** GIVEN TASK **
Give the listing again exactly, omitting its images.

Dataset excerpts:
-- BEGIN --

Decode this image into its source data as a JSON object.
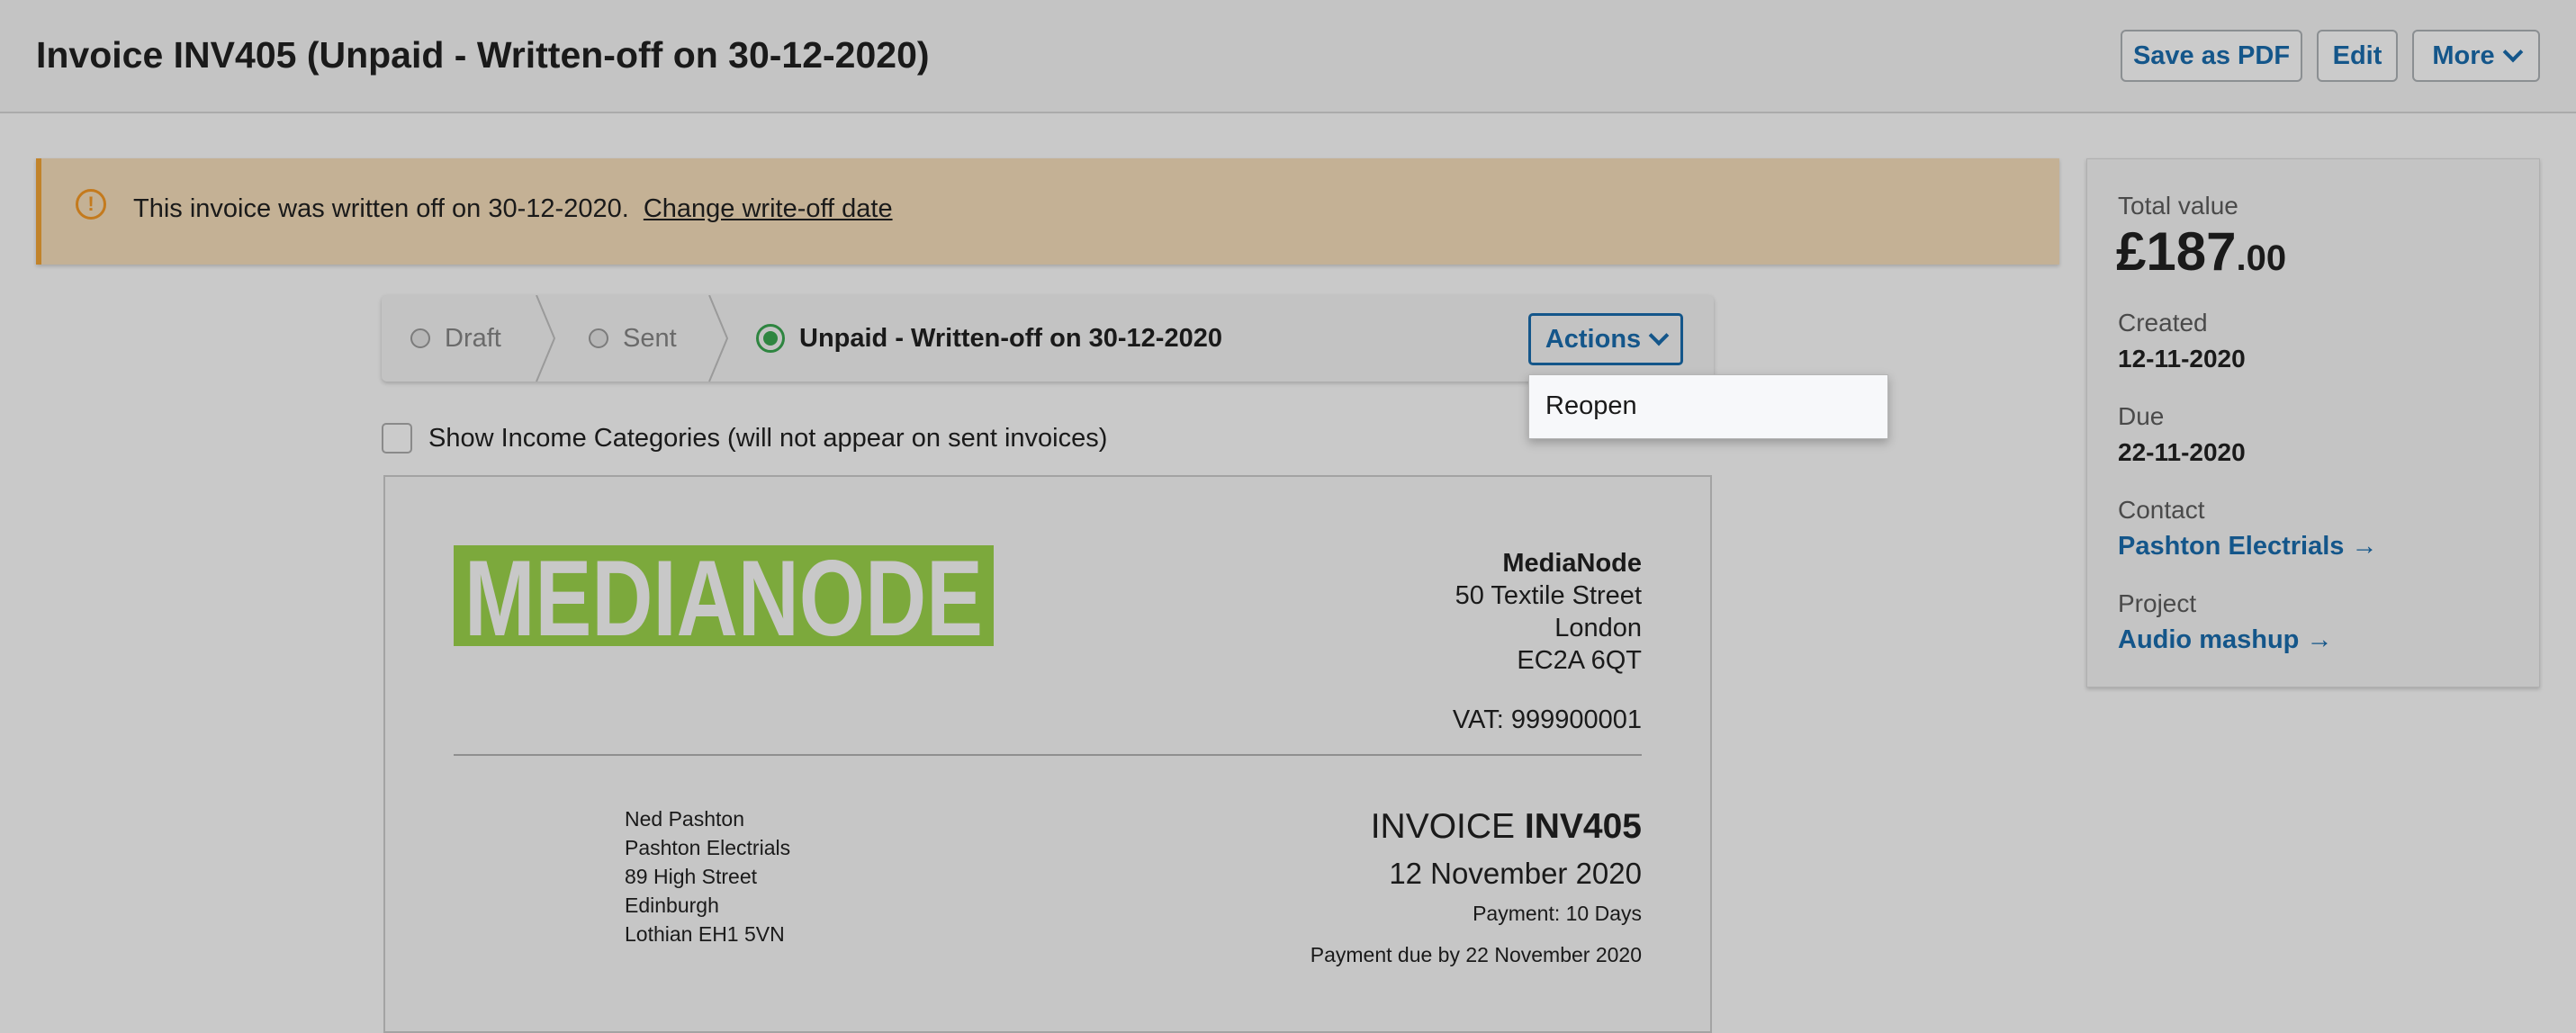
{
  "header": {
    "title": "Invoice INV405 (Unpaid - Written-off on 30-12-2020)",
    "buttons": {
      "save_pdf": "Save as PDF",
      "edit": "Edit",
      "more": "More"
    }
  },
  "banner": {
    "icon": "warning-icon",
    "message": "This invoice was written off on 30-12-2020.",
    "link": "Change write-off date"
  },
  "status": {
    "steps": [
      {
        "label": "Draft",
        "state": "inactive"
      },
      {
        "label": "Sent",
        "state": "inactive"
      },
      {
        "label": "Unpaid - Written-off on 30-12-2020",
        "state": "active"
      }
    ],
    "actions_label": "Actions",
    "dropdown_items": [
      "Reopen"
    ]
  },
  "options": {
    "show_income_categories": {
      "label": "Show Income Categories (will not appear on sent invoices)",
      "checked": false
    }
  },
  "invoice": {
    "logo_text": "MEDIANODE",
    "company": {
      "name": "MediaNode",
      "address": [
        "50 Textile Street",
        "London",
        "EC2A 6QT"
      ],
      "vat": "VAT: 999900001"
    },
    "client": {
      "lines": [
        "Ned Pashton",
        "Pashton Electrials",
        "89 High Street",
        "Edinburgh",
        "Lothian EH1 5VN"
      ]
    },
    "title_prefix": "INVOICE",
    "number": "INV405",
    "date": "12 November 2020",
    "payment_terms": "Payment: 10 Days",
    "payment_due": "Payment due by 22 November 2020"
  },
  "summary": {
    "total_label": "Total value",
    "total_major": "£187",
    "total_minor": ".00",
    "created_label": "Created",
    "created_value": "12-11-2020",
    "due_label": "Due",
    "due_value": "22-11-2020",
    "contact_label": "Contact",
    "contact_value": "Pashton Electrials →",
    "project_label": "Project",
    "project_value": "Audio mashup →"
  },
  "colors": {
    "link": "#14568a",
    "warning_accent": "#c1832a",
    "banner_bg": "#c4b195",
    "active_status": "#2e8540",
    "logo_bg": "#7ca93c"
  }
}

-- END --

** SOLVED PROBLEM **
Decode this image into its source data as a JSON object.
{
  "header": {
    "title": "Invoice INV405 (Unpaid - Written-off on 30-12-2020)",
    "buttons": {
      "save_pdf": "Save as PDF",
      "edit": "Edit",
      "more": "More"
    }
  },
  "banner": {
    "icon": "warning-icon",
    "message": "This invoice was written off on 30-12-2020.",
    "link": "Change write-off date"
  },
  "status": {
    "steps": [
      {
        "label": "Draft",
        "state": "inactive"
      },
      {
        "label": "Sent",
        "state": "inactive"
      },
      {
        "label": "Unpaid - Written-off on 30-12-2020",
        "state": "active"
      }
    ],
    "actions_label": "Actions",
    "dropdown_items": [
      "Reopen"
    ]
  },
  "options": {
    "show_income_categories": {
      "label": "Show Income Categories (will not appear on sent invoices)",
      "checked": false
    }
  },
  "invoice": {
    "logo_text": "MEDIANODE",
    "company": {
      "name": "MediaNode",
      "address": [
        "50 Textile Street",
        "London",
        "EC2A 6QT"
      ],
      "vat": "VAT: 999900001"
    },
    "client": {
      "lines": [
        "Ned Pashton",
        "Pashton Electrials",
        "89 High Street",
        "Edinburgh",
        "Lothian EH1 5VN"
      ]
    },
    "title_prefix": "INVOICE",
    "number": "INV405",
    "date": "12 November 2020",
    "payment_terms": "Payment: 10 Days",
    "payment_due": "Payment due by 22 November 2020"
  },
  "summary": {
    "total_label": "Total value",
    "total_major": "£187",
    "total_minor": ".00",
    "created_label": "Created",
    "created_value": "12-11-2020",
    "due_label": "Due",
    "due_value": "22-11-2020",
    "contact_label": "Contact",
    "contact_value": "Pashton Electrials →",
    "project_label": "Project",
    "project_value": "Audio mashup →"
  },
  "colors": {
    "link": "#14568a",
    "warning_accent": "#c1832a",
    "banner_bg": "#c4b195",
    "active_status": "#2e8540",
    "logo_bg": "#7ca93c"
  }
}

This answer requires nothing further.